== PROBLEM TO WORK ON ==
Below are records; state how many of their lines hold the word "camera", and give only the figure.

== ENTRIES SHOWN ==
--- BEGIN ---
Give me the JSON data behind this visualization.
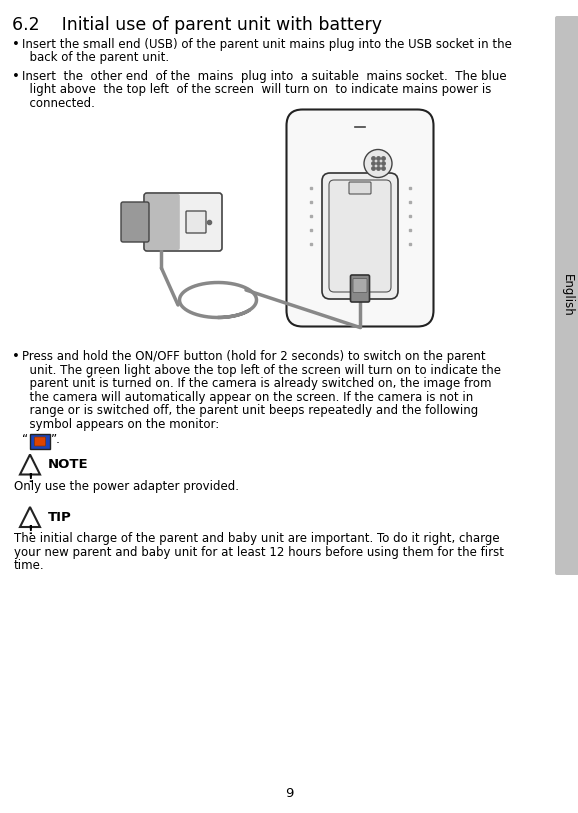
{
  "bg_color": "#ffffff",
  "text_color": "#000000",
  "sidebar_color": "#c0c0c0",
  "sidebar_text": "English",
  "page_number": "9",
  "title": "6.2    Initial use of parent unit with battery",
  "title_font_size": 12.5,
  "body_font_size": 8.5,
  "label_font_size": 9.5,
  "bullet1_line1": "Insert the small end (USB) of the parent unit mains plug into the USB socket in the",
  "bullet1_line2": "  back of the parent unit.",
  "bullet2_line1": "Insert  the  other end  of the  mains  plug into  a suitable  mains socket.  The blue",
  "bullet2_line2": "  light above  the top left  of the screen  will turn on  to indicate mains power is",
  "bullet2_line3": "  connected.",
  "bullet3_line1": "Press and hold the ON/OFF button (hold for 2 seconds) to switch on the parent",
  "bullet3_line2": "  unit. The green light above the top left of the screen will turn on to indicate the",
  "bullet3_line3": "  parent unit is turned on. If the camera is already switched on, the image from",
  "bullet3_line4": "  the camera will automatically appear on the screen. If the camera is not in",
  "bullet3_line5": "  range or is switched off, the parent unit beeps repeatedly and the following",
  "bullet3_line6": "  symbol appears on the monitor:",
  "symbol_quote_open": "“",
  "symbol_quote_close": "”.",
  "note_label": "NOTE",
  "note_text": "Only use the power adapter provided.",
  "tip_label": "TIP",
  "tip_line1": "The initial charge of the parent and baby unit are important. To do it right, charge",
  "tip_line2": "your new parent and baby unit for at least 12 hours before using them for the first",
  "tip_line3": "time."
}
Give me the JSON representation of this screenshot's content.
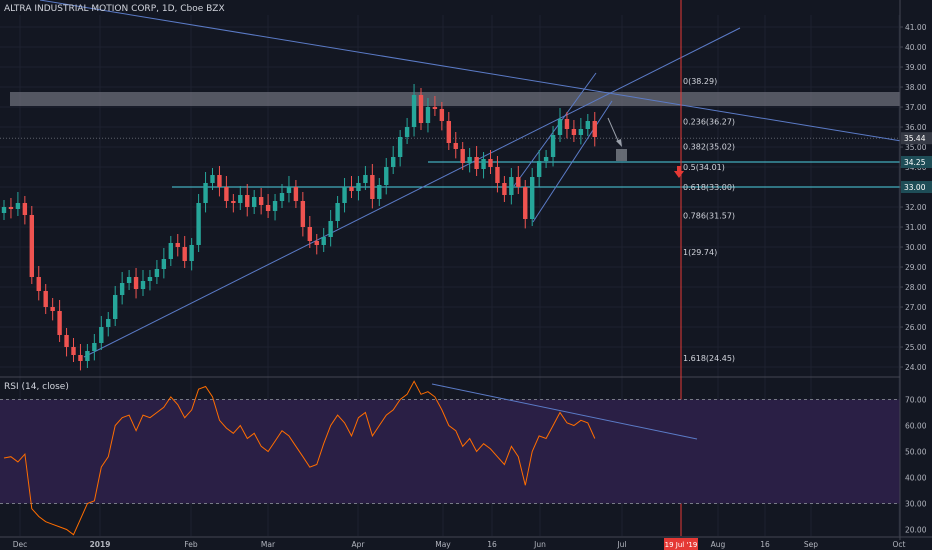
--- END ---
== THE SOLUTION ==
2